PASSAGE GIVEN:
---
Exactly three years have lapsed since the Aluthgama riots – a seismic event in the history of Sri Lanka’s troubled ethnic relations. June 15 and 16, 2014 saw mobs in a well-organised manner, unleash collective violence on Muslim-owned businesses and homes in Aluthgama, Beruwala, Dharga Town, Welipenna and Matugama in the district of Kalutara, located along the island’s south-western coastal belt. The rioting resulted in the loss of four lives, injuries to 80 and caused extensive damage to property.
Apart from the tangible losses, the violence of June 2014 brought into full focus the very real and devastating consequences of a coordinated programme by divisive forces to drive hatred, fear and suspicion into the minds of the Sinhala-Buddhist population. A result of the anti-Muslim sentiment cultivated in the post-war period, the rioting and looting in Aluthgama and its neighbouring towns marked one of Sri Lanka’s darkest moments, severely impairing relations between the country’s Buddhist and Muslim communities on the one hand, and among the minorities and an indifferent then government on the other.
Based entirely on propaganda, this virulent anti-Muslim campaign conjured a narrative in which the Muslim minority was falsely portrayed as representing economic, cultural, demographic and political threats to the Sinhala-Buddhist majority. By levelling unsubstantiated allegations of growing ‘radicalisation’, it sought to demonise the vastly peaceful and well-integrated Muslims of Sri Lanka.
Aluthgama was the culmination of a hate campaign which began on September 10, 2011 with the demolition of a Muslim shrine in Anuradhapura, believed to have been around 400 years old. As the monk-led mob attacked the religious site, police personnel stood by watching idly. Eerily enough, the visuals of the incident exposed the crux of the issue: the unwillingness of law enforcement agencies to enforce the law, and arguably even their complicity in the crimes, as violence targeting the country’s Muslim and Christian minorities escalated sharply over the suceeding months.
---
DATASET RECORDS:

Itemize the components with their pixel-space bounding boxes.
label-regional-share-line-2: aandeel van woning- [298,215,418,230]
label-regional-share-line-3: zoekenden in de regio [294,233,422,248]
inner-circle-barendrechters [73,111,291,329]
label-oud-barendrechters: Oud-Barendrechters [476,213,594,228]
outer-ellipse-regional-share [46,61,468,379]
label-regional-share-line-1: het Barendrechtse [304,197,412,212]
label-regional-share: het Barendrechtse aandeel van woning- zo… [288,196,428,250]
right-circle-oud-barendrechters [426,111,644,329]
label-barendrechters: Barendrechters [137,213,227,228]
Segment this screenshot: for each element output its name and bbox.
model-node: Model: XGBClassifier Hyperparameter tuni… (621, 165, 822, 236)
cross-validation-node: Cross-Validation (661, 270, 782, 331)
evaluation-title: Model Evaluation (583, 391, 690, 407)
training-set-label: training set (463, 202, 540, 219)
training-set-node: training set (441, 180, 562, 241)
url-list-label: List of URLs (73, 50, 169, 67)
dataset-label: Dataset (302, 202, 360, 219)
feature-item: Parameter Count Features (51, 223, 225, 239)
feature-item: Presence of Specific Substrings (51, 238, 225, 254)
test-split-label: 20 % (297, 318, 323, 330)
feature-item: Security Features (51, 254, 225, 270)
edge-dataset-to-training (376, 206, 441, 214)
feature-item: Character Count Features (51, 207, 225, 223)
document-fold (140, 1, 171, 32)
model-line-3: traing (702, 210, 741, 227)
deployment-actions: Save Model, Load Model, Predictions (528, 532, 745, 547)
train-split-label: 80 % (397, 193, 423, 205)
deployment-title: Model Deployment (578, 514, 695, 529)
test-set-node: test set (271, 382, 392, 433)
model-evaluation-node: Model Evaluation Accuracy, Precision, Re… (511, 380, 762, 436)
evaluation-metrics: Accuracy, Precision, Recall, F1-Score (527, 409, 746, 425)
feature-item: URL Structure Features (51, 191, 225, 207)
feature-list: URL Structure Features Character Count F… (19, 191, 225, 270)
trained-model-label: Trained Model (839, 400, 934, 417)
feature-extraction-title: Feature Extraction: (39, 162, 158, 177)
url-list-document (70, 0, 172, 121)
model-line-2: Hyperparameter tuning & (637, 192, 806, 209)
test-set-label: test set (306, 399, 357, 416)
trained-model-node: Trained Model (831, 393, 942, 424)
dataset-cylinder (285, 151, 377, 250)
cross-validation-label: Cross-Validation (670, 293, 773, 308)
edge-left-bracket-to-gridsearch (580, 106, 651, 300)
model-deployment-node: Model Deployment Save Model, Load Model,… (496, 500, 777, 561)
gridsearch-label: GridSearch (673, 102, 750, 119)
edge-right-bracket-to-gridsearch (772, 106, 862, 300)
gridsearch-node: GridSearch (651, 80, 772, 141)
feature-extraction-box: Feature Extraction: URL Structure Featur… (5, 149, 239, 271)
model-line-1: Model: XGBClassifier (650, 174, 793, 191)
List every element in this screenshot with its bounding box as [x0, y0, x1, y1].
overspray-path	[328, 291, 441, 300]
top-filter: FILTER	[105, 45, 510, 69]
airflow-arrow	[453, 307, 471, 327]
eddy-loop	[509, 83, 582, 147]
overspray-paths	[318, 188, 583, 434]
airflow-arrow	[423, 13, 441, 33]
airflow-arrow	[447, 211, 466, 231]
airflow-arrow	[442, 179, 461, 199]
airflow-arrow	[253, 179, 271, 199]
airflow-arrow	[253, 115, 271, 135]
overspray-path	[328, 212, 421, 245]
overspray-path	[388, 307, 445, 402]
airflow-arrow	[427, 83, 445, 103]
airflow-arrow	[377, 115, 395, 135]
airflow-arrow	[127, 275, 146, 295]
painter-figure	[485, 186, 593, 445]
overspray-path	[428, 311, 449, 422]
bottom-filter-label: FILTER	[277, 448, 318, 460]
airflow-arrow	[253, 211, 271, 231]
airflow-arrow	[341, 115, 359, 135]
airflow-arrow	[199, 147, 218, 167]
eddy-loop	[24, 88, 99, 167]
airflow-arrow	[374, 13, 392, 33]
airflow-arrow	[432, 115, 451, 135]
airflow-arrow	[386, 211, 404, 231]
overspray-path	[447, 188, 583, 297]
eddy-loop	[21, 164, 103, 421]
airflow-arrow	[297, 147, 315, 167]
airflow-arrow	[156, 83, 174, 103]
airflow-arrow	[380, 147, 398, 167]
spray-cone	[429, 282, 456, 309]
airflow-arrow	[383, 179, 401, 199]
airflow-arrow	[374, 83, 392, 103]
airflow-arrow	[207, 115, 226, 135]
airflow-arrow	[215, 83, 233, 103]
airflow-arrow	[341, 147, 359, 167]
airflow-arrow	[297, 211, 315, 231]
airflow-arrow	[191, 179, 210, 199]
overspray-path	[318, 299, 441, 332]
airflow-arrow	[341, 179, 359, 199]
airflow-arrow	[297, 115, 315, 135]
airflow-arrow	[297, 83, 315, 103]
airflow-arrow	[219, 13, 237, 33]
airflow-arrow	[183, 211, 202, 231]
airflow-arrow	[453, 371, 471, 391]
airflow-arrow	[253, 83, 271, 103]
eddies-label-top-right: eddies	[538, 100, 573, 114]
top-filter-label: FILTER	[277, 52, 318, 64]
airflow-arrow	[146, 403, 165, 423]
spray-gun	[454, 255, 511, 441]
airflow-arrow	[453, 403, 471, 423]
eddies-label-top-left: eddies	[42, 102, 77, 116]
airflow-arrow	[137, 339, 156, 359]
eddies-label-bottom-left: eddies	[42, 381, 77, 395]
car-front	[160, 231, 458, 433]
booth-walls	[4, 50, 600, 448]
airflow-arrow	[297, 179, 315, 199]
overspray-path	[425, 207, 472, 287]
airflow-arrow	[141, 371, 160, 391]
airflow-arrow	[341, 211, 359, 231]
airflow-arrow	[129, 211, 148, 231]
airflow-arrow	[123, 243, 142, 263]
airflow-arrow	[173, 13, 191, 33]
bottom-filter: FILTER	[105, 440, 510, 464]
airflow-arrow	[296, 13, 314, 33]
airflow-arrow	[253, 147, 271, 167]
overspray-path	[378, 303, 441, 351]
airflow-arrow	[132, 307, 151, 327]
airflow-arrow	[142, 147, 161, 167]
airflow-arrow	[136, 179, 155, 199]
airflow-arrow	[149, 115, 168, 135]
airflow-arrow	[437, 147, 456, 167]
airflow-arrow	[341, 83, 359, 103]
---
Continue the passage on the 2014 Aluthgama riots, starting after its last sentence.

RESULT OF THE EXERCISE:
In their treatment of the monks and their lay supporters as somehow above the law, the police, possibly were well-aware of the political patronage these discordant groups enjoyed, thus emboldened them in their vigilante actions.
It was on April 20, 2012, around 200 Sinhalese including Buddhist monks staged a protest outside the Khairiya Jumma Masjid in Dambulla demanding the removal of the ‘illegally constructed’ mosque from a ‘Buddhist Sacred area’. Despite a formidable police presence, the protestors were able to disrupt the traditional Friday Muslim prayers, and some among them broke into the mosque and caused damage to Islamic religious texts and property.
The actions of an apparently fringe minority of Buddhist clergy and lay persons are not representative of Buddhism with its emphasis on pacifism and non-attachment just as much as actions of the anti-Islamic; so-called Islamic State (IS) are not representative of Islam.
Yet there has been no condemnation of the recent spate of hate crimes by Buddhist spiritual leaders. There has been no vocal calls by them to return to the Buddhist values of tolerance and non-aggression in the way Muslims the world over are expected to condemn the atrocities committed allegedly in the name of Islam and disassociate Islam from IS.
The silence of the Sinhala-Buddhist majority, notably the Maha Sangha, on the growing hostilities, hate speech and anti-minority attacks in post-war Sri Lanka is perhaps an indication that these extremist groups are capitalising on deep-seated prejudices against the minorities – the Muslims in particular of recent times.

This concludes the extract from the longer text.